Scan the data below for the string "upper". Copy every line where it appears.

[start]

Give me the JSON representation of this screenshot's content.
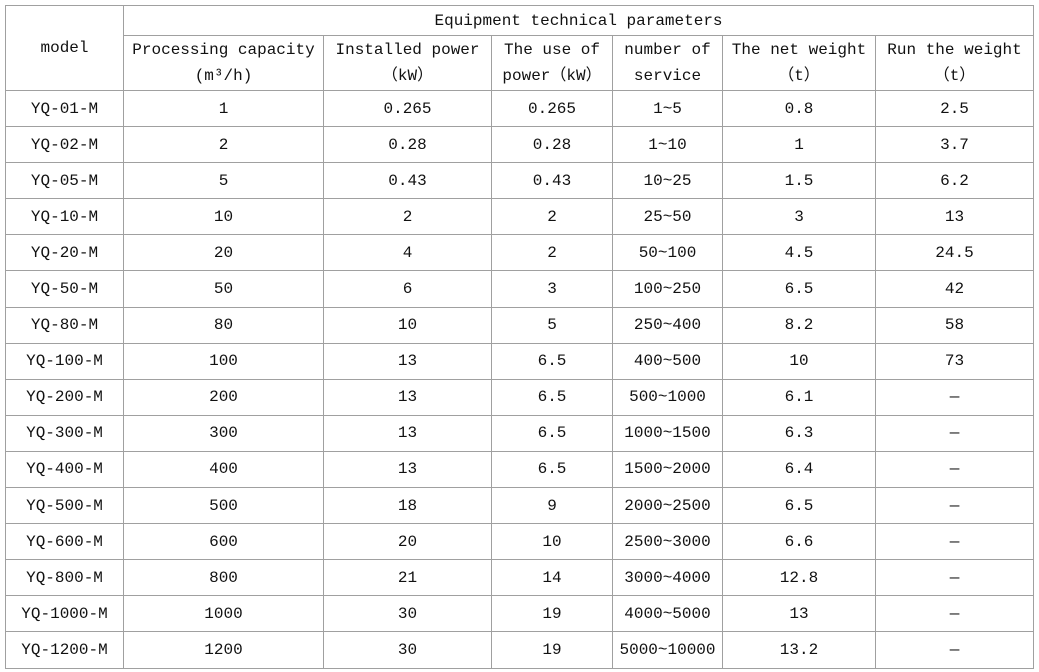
{
  "table": {
    "model_header": "model",
    "group_header": "Equipment technical parameters",
    "headers": [
      [
        "Processing capacity",
        "(m³/h)"
      ],
      [
        "Installed power",
        "（kW）"
      ],
      [
        "The use of",
        "power（kW）"
      ],
      [
        "number of",
        "service"
      ],
      [
        "The net weight",
        "（t）"
      ],
      [
        "Run the weight",
        "（t）"
      ]
    ],
    "rows": [
      [
        "YQ-01-M",
        "1",
        "0.265",
        "0.265",
        "1~5",
        "0.8",
        "2.5"
      ],
      [
        "YQ-02-M",
        "2",
        "0.28",
        "0.28",
        "1~10",
        "1",
        "3.7"
      ],
      [
        "YQ-05-M",
        "5",
        "0.43",
        "0.43",
        "10~25",
        "1.5",
        "6.2"
      ],
      [
        "YQ-10-M",
        "10",
        "2",
        "2",
        "25~50",
        "3",
        "13"
      ],
      [
        "YQ-20-M",
        "20",
        "4",
        "2",
        "50~100",
        "4.5",
        "24.5"
      ],
      [
        "YQ-50-M",
        "50",
        "6",
        "3",
        "100~250",
        "6.5",
        "42"
      ],
      [
        "YQ-80-M",
        "80",
        "10",
        "5",
        "250~400",
        "8.2",
        "58"
      ],
      [
        "YQ-100-M",
        "100",
        "13",
        "6.5",
        "400~500",
        "10",
        "73"
      ],
      [
        "YQ-200-M",
        "200",
        "13",
        "6.5",
        "500~1000",
        "6.1",
        "—"
      ],
      [
        "YQ-300-M",
        "300",
        "13",
        "6.5",
        "1000~1500",
        "6.3",
        "—"
      ],
      [
        "YQ-400-M",
        "400",
        "13",
        "6.5",
        "1500~2000",
        "6.4",
        "—"
      ],
      [
        "YQ-500-M",
        "500",
        "18",
        "9",
        "2000~2500",
        "6.5",
        "—"
      ],
      [
        "YQ-600-M",
        "600",
        "20",
        "10",
        "2500~3000",
        "6.6",
        "—"
      ],
      [
        "YQ-800-M",
        "800",
        "21",
        "14",
        "3000~4000",
        "12.8",
        "—"
      ],
      [
        "YQ-1000-M",
        "1000",
        "30",
        "19",
        "4000~5000",
        "13",
        "—"
      ],
      [
        "YQ-1200-M",
        "1200",
        "30",
        "19",
        "5000~10000",
        "13.2",
        "—"
      ]
    ]
  }
}
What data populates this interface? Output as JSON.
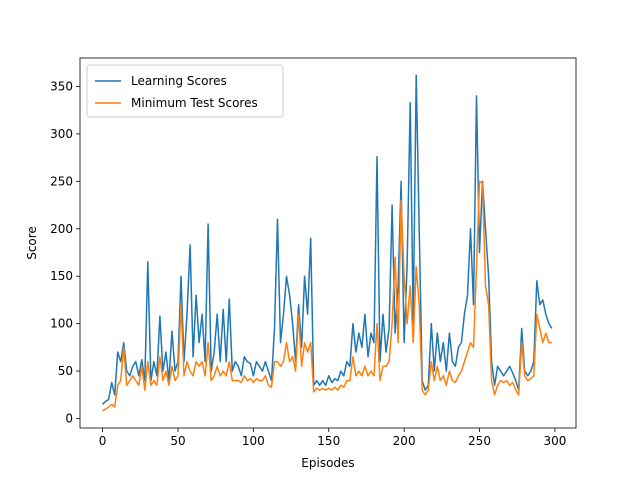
{
  "chart_data": {
    "type": "line",
    "x_label": "Episodes",
    "y_label": "Score",
    "x": [
      0,
      2,
      4,
      6,
      8,
      10,
      12,
      14,
      16,
      18,
      20,
      22,
      24,
      26,
      28,
      30,
      32,
      34,
      36,
      38,
      40,
      42,
      44,
      46,
      48,
      50,
      52,
      54,
      56,
      58,
      60,
      62,
      64,
      66,
      68,
      70,
      72,
      74,
      76,
      78,
      80,
      82,
      84,
      86,
      88,
      90,
      92,
      94,
      96,
      98,
      100,
      102,
      104,
      106,
      108,
      110,
      112,
      114,
      116,
      118,
      120,
      122,
      124,
      126,
      128,
      130,
      132,
      134,
      136,
      138,
      140,
      142,
      144,
      146,
      148,
      150,
      152,
      154,
      156,
      158,
      160,
      162,
      164,
      166,
      168,
      170,
      172,
      174,
      176,
      178,
      180,
      182,
      184,
      186,
      188,
      190,
      192,
      194,
      196,
      198,
      200,
      202,
      204,
      206,
      208,
      210,
      212,
      214,
      216,
      218,
      220,
      222,
      224,
      226,
      228,
      230,
      232,
      234,
      236,
      238,
      240,
      242,
      244,
      246,
      248,
      250,
      252,
      254,
      256,
      258,
      260,
      262,
      264,
      266,
      268,
      270,
      272,
      274,
      276,
      278,
      280,
      282,
      284,
      286,
      288,
      290,
      292,
      294,
      296,
      298
    ],
    "series": [
      {
        "name": "Learning Scores",
        "color": "#1f77b4",
        "values": [
          15,
          18,
          20,
          38,
          25,
          70,
          60,
          80,
          50,
          45,
          55,
          60,
          45,
          62,
          40,
          165,
          40,
          60,
          45,
          108,
          50,
          70,
          40,
          92,
          50,
          60,
          150,
          60,
          110,
          183,
          65,
          130,
          80,
          110,
          60,
          205,
          50,
          70,
          110,
          60,
          115,
          60,
          126,
          50,
          60,
          55,
          45,
          65,
          60,
          58,
          45,
          60,
          55,
          50,
          60,
          50,
          40,
          95,
          210,
          80,
          110,
          150,
          130,
          100,
          60,
          120,
          75,
          150,
          110,
          190,
          35,
          40,
          35,
          40,
          35,
          45,
          38,
          42,
          40,
          50,
          45,
          60,
          55,
          100,
          70,
          90,
          75,
          110,
          65,
          90,
          80,
          276,
          60,
          110,
          70,
          95,
          225,
          90,
          140,
          250,
          80,
          160,
          333,
          100,
          362,
          200,
          40,
          30,
          35,
          100,
          50,
          90,
          60,
          80,
          50,
          90,
          60,
          55,
          75,
          80,
          110,
          130,
          200,
          120,
          340,
          175,
          250,
          200,
          150,
          60,
          35,
          55,
          50,
          45,
          50,
          55,
          48,
          40,
          30,
          95,
          50,
          45,
          50,
          60,
          145,
          120,
          125,
          110,
          100,
          95
        ]
      },
      {
        "name": "Minimum Test Scores",
        "color": "#ff7f0e",
        "values": [
          8,
          10,
          12,
          15,
          12,
          35,
          40,
          75,
          35,
          40,
          45,
          40,
          35,
          55,
          30,
          60,
          35,
          40,
          35,
          65,
          40,
          50,
          35,
          55,
          40,
          45,
          120,
          45,
          60,
          50,
          45,
          60,
          55,
          60,
          45,
          80,
          40,
          45,
          55,
          45,
          50,
          45,
          60,
          40,
          40,
          40,
          38,
          45,
          40,
          42,
          38,
          42,
          40,
          40,
          45,
          35,
          33,
          60,
          60,
          55,
          60,
          80,
          60,
          65,
          50,
          110,
          55,
          80,
          70,
          80,
          28,
          32,
          30,
          32,
          30,
          32,
          30,
          33,
          30,
          35,
          33,
          40,
          40,
          65,
          45,
          50,
          45,
          55,
          45,
          50,
          45,
          100,
          40,
          55,
          55,
          60,
          100,
          170,
          80,
          230,
          150,
          100,
          140,
          80,
          160,
          120,
          30,
          25,
          30,
          60,
          40,
          55,
          40,
          45,
          35,
          50,
          40,
          38,
          45,
          50,
          60,
          70,
          80,
          75,
          160,
          250,
          248,
          140,
          120,
          40,
          25,
          35,
          40,
          38,
          40,
          35,
          38,
          30,
          25,
          80,
          45,
          40,
          42,
          45,
          110,
          95,
          80,
          90,
          80,
          80
        ]
      }
    ],
    "xlim": [
      -15,
      314
    ],
    "ylim": [
      -10,
      380
    ],
    "xticks": [
      0,
      50,
      100,
      150,
      200,
      250,
      300
    ],
    "yticks": [
      0,
      50,
      100,
      150,
      200,
      250,
      300,
      350
    ],
    "legend": "upper left"
  }
}
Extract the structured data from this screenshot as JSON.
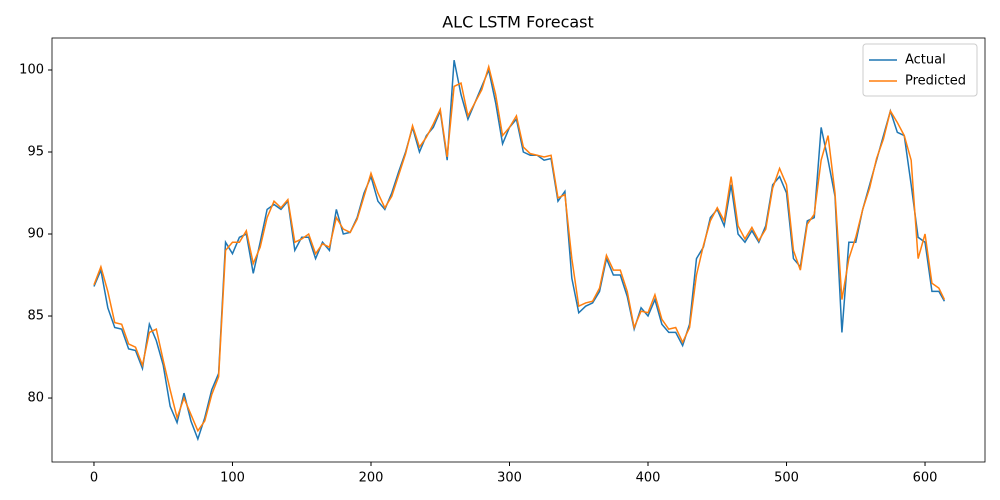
{
  "chart_data": {
    "type": "line",
    "title": "ALC LSTM Forecast",
    "x": [
      0,
      5,
      10,
      15,
      20,
      25,
      30,
      35,
      40,
      45,
      50,
      55,
      60,
      65,
      70,
      75,
      80,
      85,
      90,
      95,
      100,
      105,
      110,
      115,
      120,
      125,
      130,
      135,
      140,
      145,
      150,
      155,
      160,
      165,
      170,
      175,
      180,
      185,
      190,
      195,
      200,
      205,
      210,
      215,
      220,
      225,
      230,
      235,
      240,
      245,
      250,
      255,
      260,
      265,
      270,
      275,
      280,
      285,
      290,
      295,
      300,
      305,
      310,
      315,
      320,
      325,
      330,
      335,
      340,
      345,
      350,
      355,
      360,
      365,
      370,
      375,
      380,
      385,
      390,
      395,
      400,
      405,
      410,
      415,
      420,
      425,
      430,
      435,
      440,
      445,
      450,
      455,
      460,
      465,
      470,
      475,
      480,
      485,
      490,
      495,
      500,
      505,
      510,
      515,
      520,
      525,
      530,
      535,
      540,
      545,
      550,
      555,
      560,
      565,
      570,
      575,
      580,
      585,
      590,
      595,
      600,
      605,
      610,
      614
    ],
    "series": [
      {
        "name": "Actual",
        "color": "#1f77b4",
        "values": [
          86.8,
          87.8,
          85.5,
          84.3,
          84.2,
          83.0,
          82.9,
          81.8,
          84.5,
          83.5,
          82.0,
          79.5,
          78.5,
          80.3,
          78.6,
          77.5,
          78.8,
          80.5,
          81.5,
          89.5,
          88.8,
          89.8,
          90.0,
          87.6,
          89.5,
          91.5,
          91.8,
          91.5,
          92.0,
          89.0,
          89.8,
          89.8,
          88.5,
          89.5,
          89.0,
          91.5,
          90.0,
          90.1,
          91.0,
          92.5,
          93.5,
          92.0,
          91.5,
          92.5,
          93.8,
          95.0,
          96.5,
          95.0,
          96.0,
          96.5,
          97.5,
          94.5,
          100.6,
          98.5,
          97.0,
          98.0,
          99.0,
          100.0,
          98.0,
          95.5,
          96.5,
          97.0,
          95.0,
          94.8,
          94.8,
          94.5,
          94.6,
          92.0,
          92.6,
          87.3,
          85.2,
          85.6,
          85.8,
          86.5,
          88.5,
          87.5,
          87.5,
          86.2,
          84.2,
          85.5,
          85.0,
          86.0,
          84.5,
          84.0,
          84.0,
          83.2,
          84.5,
          88.5,
          89.2,
          91.0,
          91.5,
          90.5,
          93.0,
          90.0,
          89.5,
          90.2,
          89.5,
          90.5,
          93.0,
          93.5,
          92.5,
          88.5,
          88.0,
          90.8,
          91.0,
          96.5,
          94.5,
          92.3,
          84.0,
          89.5,
          89.5,
          91.5,
          93.0,
          94.5,
          96.0,
          97.5,
          96.2,
          96.0,
          93.0,
          89.8,
          89.5,
          86.5,
          86.5,
          85.9
        ]
      },
      {
        "name": "Predicted",
        "color": "#ff7f0e",
        "values": [
          86.9,
          88.0,
          86.5,
          84.6,
          84.5,
          83.3,
          83.1,
          82.0,
          84.0,
          84.2,
          82.3,
          80.5,
          78.8,
          80.0,
          79.0,
          78.0,
          78.6,
          80.2,
          81.3,
          89.0,
          89.5,
          89.5,
          90.2,
          88.2,
          89.2,
          91.0,
          92.0,
          91.6,
          92.1,
          89.5,
          89.7,
          90.0,
          88.8,
          89.4,
          89.2,
          91.0,
          90.3,
          90.1,
          90.9,
          92.3,
          93.7,
          92.5,
          91.6,
          92.3,
          93.6,
          94.9,
          96.6,
          95.3,
          95.9,
          96.7,
          97.6,
          94.7,
          99.0,
          99.2,
          97.2,
          98.0,
          98.8,
          100.2,
          98.5,
          96.0,
          96.5,
          97.2,
          95.3,
          94.9,
          94.8,
          94.7,
          94.8,
          92.2,
          92.4,
          88.5,
          85.6,
          85.8,
          85.9,
          86.7,
          88.7,
          87.8,
          87.8,
          86.5,
          84.3,
          85.3,
          85.2,
          86.3,
          84.8,
          84.2,
          84.3,
          83.4,
          84.3,
          87.5,
          89.3,
          90.8,
          91.6,
          90.8,
          93.5,
          90.5,
          89.7,
          90.4,
          89.6,
          90.3,
          92.8,
          94.0,
          93.0,
          89.0,
          87.8,
          90.6,
          91.2,
          94.5,
          96.0,
          92.5,
          86.0,
          88.5,
          89.8,
          91.5,
          92.8,
          94.6,
          95.8,
          97.5,
          96.8,
          96.0,
          94.5,
          88.5,
          90.0,
          87.0,
          86.7,
          86.0
        ]
      }
    ],
    "xlim": [
      -30.3,
      643.3
    ],
    "xticks": [
      0,
      100,
      200,
      300,
      400,
      500,
      600
    ],
    "ylim": [
      76.1,
      101.95
    ],
    "yticks": [
      80,
      85,
      90,
      95,
      100
    ],
    "legend": "upper right"
  }
}
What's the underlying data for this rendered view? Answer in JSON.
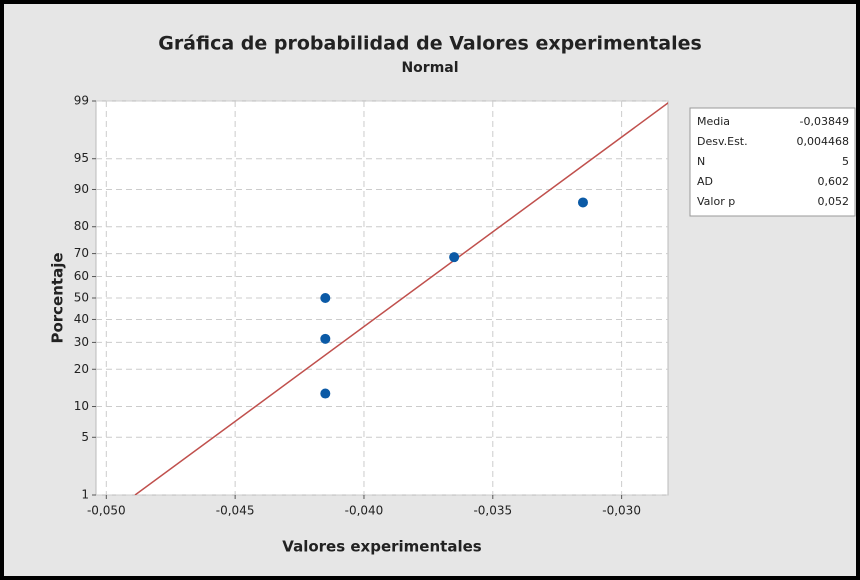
{
  "chart_data": {
    "type": "probability",
    "title": "Gráfica de probabilidad de Valores experimentales",
    "subtitle": "Normal",
    "x_label": "Valores experimentales",
    "y_label": "Porcentaje",
    "x": [
      -0.0415,
      -0.0415,
      -0.0415,
      -0.0365,
      -0.0315
    ],
    "values": [
      12.96,
      31.48,
      50,
      68.52,
      87.04
    ],
    "color": "#0b5aa6",
    "line_color": "#c0504d",
    "xlim": [
      -0.0504,
      -0.0282
    ],
    "xticks": [
      {
        "value": -0.05,
        "label": "-0,050"
      },
      {
        "value": -0.045,
        "label": "-0,045"
      },
      {
        "value": -0.04,
        "label": "-0,040"
      },
      {
        "value": -0.035,
        "label": "-0,035"
      },
      {
        "value": -0.03,
        "label": "-0,030"
      }
    ],
    "ylim": [
      1,
      99
    ],
    "yticks": [
      1,
      5,
      10,
      20,
      30,
      40,
      50,
      60,
      70,
      80,
      90,
      95,
      99
    ],
    "grid": true,
    "stats": [
      {
        "name": "Media",
        "value": -0.03849,
        "label": "-0,03849"
      },
      {
        "name": "Desv.Est.",
        "value": 0.004468,
        "label": "0,004468"
      },
      {
        "name": "N",
        "value": 5
      },
      {
        "name": "AD",
        "value": 0.602,
        "label": "0,602"
      },
      {
        "name": "Valor p",
        "value": 0.052,
        "label": "0,052"
      }
    ]
  }
}
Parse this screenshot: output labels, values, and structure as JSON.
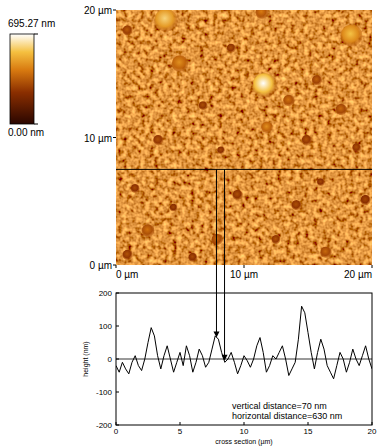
{
  "chart_data": [
    {
      "type": "image",
      "xlim": [
        0,
        20
      ],
      "ylim": [
        0,
        20
      ],
      "xticks": [
        {
          "value": 0,
          "label": "0 µm"
        },
        {
          "value": 10,
          "label": "10 µm"
        },
        {
          "value": 20,
          "label": "20 µm"
        }
      ],
      "yticks": [
        {
          "value": 0,
          "label": "0 µm"
        },
        {
          "value": 10,
          "label": "10 µm"
        },
        {
          "value": 20,
          "label": "20 µm"
        }
      ],
      "colorbar_range": [
        0,
        695.27
      ],
      "colorbar_ticks": [
        {
          "value": 0,
          "label": "0.00 nm"
        },
        {
          "value": 695.27,
          "label": "695.27 nm"
        }
      ],
      "cross_section_y": 7.5,
      "grains": [
        {
          "x": 3.9,
          "y": 19.2,
          "d": 1.8,
          "height": 600
        },
        {
          "x": 11.6,
          "y": 14.1,
          "d": 1.9,
          "height": 695
        },
        {
          "x": 18.4,
          "y": 18.0,
          "d": 1.7,
          "height": 560
        },
        {
          "x": 5.0,
          "y": 15.8,
          "d": 1.3,
          "height": 460
        },
        {
          "x": 11.4,
          "y": 19.8,
          "d": 1.0,
          "height": 420
        },
        {
          "x": 11.8,
          "y": 10.8,
          "d": 0.9,
          "height": 460
        },
        {
          "x": 13.5,
          "y": 12.9,
          "d": 0.9,
          "height": 400
        },
        {
          "x": 17.6,
          "y": 12.2,
          "d": 0.9,
          "height": 380
        },
        {
          "x": 15.7,
          "y": 14.5,
          "d": 0.8,
          "height": 360
        },
        {
          "x": 0.9,
          "y": 18.4,
          "d": 0.8,
          "height": 350
        },
        {
          "x": 2.5,
          "y": 2.7,
          "d": 1.0,
          "height": 400
        },
        {
          "x": 7.9,
          "y": 2.0,
          "d": 0.9,
          "height": 380
        },
        {
          "x": 16.4,
          "y": 1.0,
          "d": 0.9,
          "height": 380
        },
        {
          "x": 3.3,
          "y": 9.8,
          "d": 0.8,
          "height": 330
        },
        {
          "x": 14.9,
          "y": 9.8,
          "d": 0.8,
          "height": 330
        },
        {
          "x": 9.5,
          "y": 5.5,
          "d": 0.8,
          "height": 320
        },
        {
          "x": 14.1,
          "y": 4.7,
          "d": 0.8,
          "height": 320
        },
        {
          "x": 0.9,
          "y": 0.8,
          "d": 0.8,
          "height": 330
        },
        {
          "x": 19.5,
          "y": 5.1,
          "d": 0.8,
          "height": 300
        },
        {
          "x": 6.8,
          "y": 12.5,
          "d": 0.7,
          "height": 320
        },
        {
          "x": 9.0,
          "y": 17.0,
          "d": 0.7,
          "height": 320
        },
        {
          "x": 1.5,
          "y": 6.0,
          "d": 0.7,
          "height": 310
        },
        {
          "x": 6.0,
          "y": 0.6,
          "d": 0.7,
          "height": 310
        },
        {
          "x": 18.8,
          "y": 9.2,
          "d": 0.7,
          "height": 320
        },
        {
          "x": 12.5,
          "y": 2.0,
          "d": 0.7,
          "height": 330
        },
        {
          "x": 4.5,
          "y": 4.5,
          "d": 0.6,
          "height": 300
        },
        {
          "x": 16.0,
          "y": 6.5,
          "d": 0.6,
          "height": 300
        },
        {
          "x": 8.2,
          "y": 9.0,
          "d": 0.6,
          "height": 300
        }
      ]
    },
    {
      "type": "line",
      "x_label": "cross section (µm)",
      "y_label": "height (nm)",
      "color": "#000000",
      "xlim": [
        0,
        20
      ],
      "ylim": [
        -200,
        200
      ],
      "xticks": [
        0,
        5,
        10,
        15,
        20
      ],
      "yticks": [
        200,
        100,
        0,
        -100,
        -200
      ],
      "x": [
        0,
        0.25,
        0.5,
        0.75,
        1,
        1.25,
        1.5,
        1.75,
        2,
        2.25,
        2.5,
        2.75,
        3,
        3.25,
        3.5,
        3.75,
        4,
        4.25,
        4.5,
        4.75,
        5,
        5.25,
        5.5,
        5.75,
        6,
        6.25,
        6.5,
        6.75,
        7,
        7.25,
        7.5,
        7.75,
        8,
        8.25,
        8.5,
        8.75,
        9,
        9.25,
        9.5,
        9.75,
        10,
        10.25,
        10.5,
        10.75,
        11,
        11.25,
        11.5,
        11.75,
        12,
        12.25,
        12.5,
        12.75,
        13,
        13.25,
        13.5,
        13.75,
        14,
        14.25,
        14.5,
        14.75,
        15,
        15.25,
        15.5,
        15.75,
        16,
        16.25,
        16.5,
        16.75,
        17,
        17.25,
        17.5,
        17.75,
        18,
        18.25,
        18.5,
        18.75,
        19,
        19.25,
        19.5,
        19.75,
        20
      ],
      "values": [
        -20,
        -40,
        -10,
        -30,
        -45,
        -10,
        10,
        -20,
        -35,
        0,
        50,
        95,
        70,
        10,
        -30,
        10,
        40,
        0,
        -40,
        -10,
        20,
        -20,
        40,
        10,
        -40,
        -10,
        30,
        10,
        -25,
        -10,
        30,
        70,
        60,
        20,
        -10,
        0,
        20,
        -10,
        -45,
        -20,
        10,
        -5,
        -25,
        0,
        40,
        65,
        20,
        -40,
        -20,
        10,
        0,
        20,
        40,
        0,
        -50,
        -30,
        -10,
        60,
        160,
        140,
        80,
        20,
        -30,
        20,
        60,
        30,
        -20,
        -40,
        -60,
        -20,
        20,
        0,
        -40,
        -10,
        30,
        0,
        -20,
        10,
        40,
        0,
        -30
      ],
      "markers": {
        "x": [
          7.85,
          8.48
        ],
        "values": [
          65,
          -5
        ]
      },
      "annotations": [
        "vertical distance=70 nm",
        "horizontal distance=630 nm"
      ]
    }
  ]
}
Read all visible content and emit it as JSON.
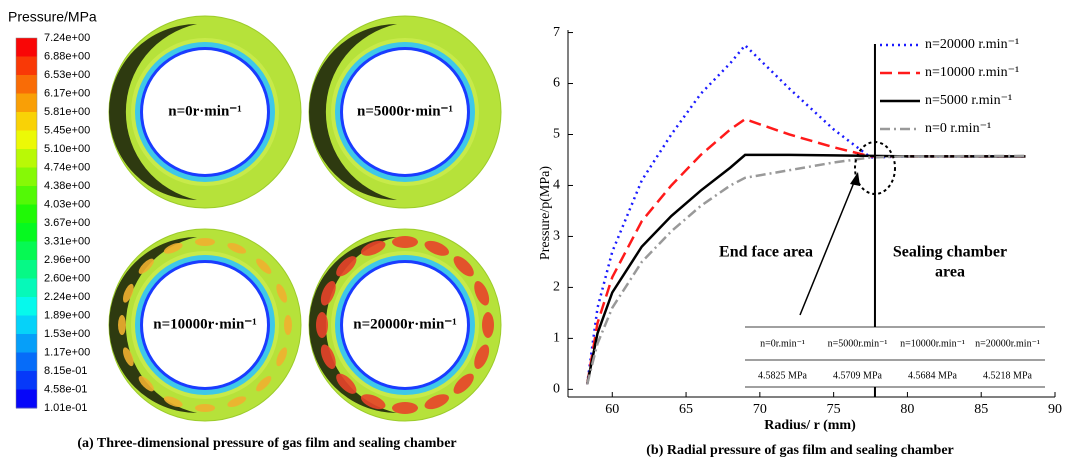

[end]

_SOLUTION TO THIS EXERCISE_.
    "legend": "upper left"
    "legend": "upper right"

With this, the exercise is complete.